▸ **TASK BRIEF**
Give back the whole listing exactly as shown.

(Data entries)
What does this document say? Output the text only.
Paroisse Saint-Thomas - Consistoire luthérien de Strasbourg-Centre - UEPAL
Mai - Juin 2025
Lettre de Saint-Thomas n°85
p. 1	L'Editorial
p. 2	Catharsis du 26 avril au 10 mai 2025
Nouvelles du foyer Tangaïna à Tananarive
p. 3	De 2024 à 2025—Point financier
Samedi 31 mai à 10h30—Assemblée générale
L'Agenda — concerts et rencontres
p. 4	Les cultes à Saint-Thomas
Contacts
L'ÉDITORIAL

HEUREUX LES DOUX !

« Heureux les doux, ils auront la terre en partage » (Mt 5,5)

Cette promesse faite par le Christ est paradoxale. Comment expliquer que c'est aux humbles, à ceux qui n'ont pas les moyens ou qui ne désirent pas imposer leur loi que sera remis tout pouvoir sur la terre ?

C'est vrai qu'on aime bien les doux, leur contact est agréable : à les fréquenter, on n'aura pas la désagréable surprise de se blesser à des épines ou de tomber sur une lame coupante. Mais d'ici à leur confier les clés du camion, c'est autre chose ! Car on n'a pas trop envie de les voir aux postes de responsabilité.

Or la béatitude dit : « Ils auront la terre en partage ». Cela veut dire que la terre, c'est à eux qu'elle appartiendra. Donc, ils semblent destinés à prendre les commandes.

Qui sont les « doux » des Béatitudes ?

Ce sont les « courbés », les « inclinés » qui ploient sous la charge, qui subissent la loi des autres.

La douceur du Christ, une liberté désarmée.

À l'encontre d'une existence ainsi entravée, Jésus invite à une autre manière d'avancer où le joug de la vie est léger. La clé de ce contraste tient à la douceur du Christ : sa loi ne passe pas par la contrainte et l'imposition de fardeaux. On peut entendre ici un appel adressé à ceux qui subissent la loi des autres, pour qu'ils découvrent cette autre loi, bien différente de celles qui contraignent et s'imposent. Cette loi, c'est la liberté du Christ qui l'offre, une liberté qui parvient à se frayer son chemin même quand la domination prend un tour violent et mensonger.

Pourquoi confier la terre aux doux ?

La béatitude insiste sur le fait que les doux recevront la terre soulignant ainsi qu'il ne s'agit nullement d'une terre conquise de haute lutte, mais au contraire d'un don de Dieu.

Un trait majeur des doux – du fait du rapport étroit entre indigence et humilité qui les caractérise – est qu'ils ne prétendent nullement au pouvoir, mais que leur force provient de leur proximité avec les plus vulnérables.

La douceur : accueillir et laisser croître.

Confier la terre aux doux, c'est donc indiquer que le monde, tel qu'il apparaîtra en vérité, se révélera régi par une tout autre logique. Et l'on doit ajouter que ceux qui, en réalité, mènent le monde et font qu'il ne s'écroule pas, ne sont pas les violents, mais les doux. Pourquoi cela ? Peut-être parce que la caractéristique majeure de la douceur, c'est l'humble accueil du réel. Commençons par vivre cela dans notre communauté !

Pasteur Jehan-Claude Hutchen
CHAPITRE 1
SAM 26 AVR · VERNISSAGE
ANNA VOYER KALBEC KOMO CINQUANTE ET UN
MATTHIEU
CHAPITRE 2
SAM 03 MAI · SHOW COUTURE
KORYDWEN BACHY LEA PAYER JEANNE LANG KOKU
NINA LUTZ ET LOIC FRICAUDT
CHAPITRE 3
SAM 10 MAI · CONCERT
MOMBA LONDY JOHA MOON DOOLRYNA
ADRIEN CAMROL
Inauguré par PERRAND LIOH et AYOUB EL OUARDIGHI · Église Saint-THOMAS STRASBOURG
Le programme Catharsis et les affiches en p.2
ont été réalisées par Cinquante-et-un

▸ **TASK RESULT**
What does this document say? Output the text only.
Paroisse Saint-Thomas - Consistoire luthérien de Strasbourg-Centre - UEPAL
Mai - Juin 2025
Lettre de Saint-Thomas n°85
p. 1	L'Editorial
p. 2	Catharsis du 26 avril au 10 mai 2025
Nouvelles du foyer Tangaïna à Tananarive
p. 3	De 2024 à 2025—Point financier
Samedi 31 mai à 10h30—Assemblée générale
L'Agenda — concerts et rencontres
p. 4	Les cultes à Saint-Thomas
Contacts
L'ÉDITORIAL

HEUREUX LES DOUX !

« Heureux les doux, ils auront la terre en partage » (Mt 5,5)

Cette promesse faite par le Christ est paradoxale. Comment expliquer que c'est aux humbles, à ceux qui n'ont pas les moyens ou qui ne désirent pas imposer leur loi que sera remis tout pouvoir sur la terre ?

C'est vrai qu'on aime bien les doux, leur contact est agréable : à les fréquenter, on n'aura pas la désagréable surprise de se blesser à des épines ou de tomber sur une lame coupante. Mais d'ici à leur confier les clés du camion, c'est autre chose ! Car on n'a pas trop envie de les voir aux postes de responsabilité.

Or la béatitude dit : « Ils auront la terre en partage ». Cela veut dire que la terre, c'est à eux qu'elle appartiendra. Donc, ils semblent destinés à prendre les commandes.

Qui sont les « doux » des Béatitudes ?

Ce sont les « courbés », les « inclinés » qui ploient sous la charge, qui subissent la loi des autres.

La douceur du Christ, une liberté désarmée.

À l'encontre d'une existence ainsi entravée, Jésus invite à une autre manière d'avancer où le joug de la vie est léger. La clé de ce contraste tient à la douceur du Christ : sa loi ne passe pas par la contrainte et l'imposition de fardeaux. On peut entendre ici un appel adressé à ceux qui subissent la loi des autres, pour qu'ils découvrent cette autre loi, bien différente de celles qui contraignent et s'imposent. Cette loi, c'est la liberté du Christ qui l'offre, une liberté qui parvient à se frayer son chemin même quand la domination prend un tour violent et mensonger.

Pourquoi confier la terre aux doux ?

La béatitude insiste sur le fait que les doux recevront la terre soulignant ainsi qu'il ne s'agit nullement d'une terre conquise de haute lutte, mais au contraire d'un don de Dieu.

Un trait majeur des doux – du fait du rapport étroit entre indigence et humilité qui les caractérise – est qu'ils ne prétendent nullement au pouvoir, mais que leur force provient de leur proximité avec les plus vulnérables.

La douceur : accueillir et laisser croître.

Confier la terre aux doux, c'est donc indiquer que le monde, tel qu'il apparaîtra en vérité, se révélera régi par une tout autre logique. Et l'on doit ajouter que ceux qui, en réalité, mènent le monde et font qu'il ne s'écroule pas, ne sont pas les violents, mais les doux. Pourquoi cela ? Peut-être parce que la caractéristique majeure de la douceur, c'est l'humble accueil du réel. Commençons par vivre cela dans notre communauté !

Pasteur Jehan-Claude Hutchen
CHAPITRE 1
SAM 26 AVR · VERNISSAGE
ANNA VOYER KALBEC KOMO CINQUANTE ET UN
MATTHIEU
CHAPITRE 2
SAM 03 MAI · SHOW COUTURE
KORYDWEN BACHY LEA PAYER JEANNE LANG KOKU
NINA LUTZ ET LOIC FRICAUDT
CHAPITRE 3
SAM 10 MAI · CONCERT
MOMBA LONDY JOHA MOON DOOLRYNA
ADRIEN CAMROL
Inauguré par PERRAND LIOH et AYOUB EL OUARDIGHI · Église Saint-THOMAS STRASBOURG
Le programme Catharsis et les affiches en p.2
ont été réalisées par Cinquante-et-un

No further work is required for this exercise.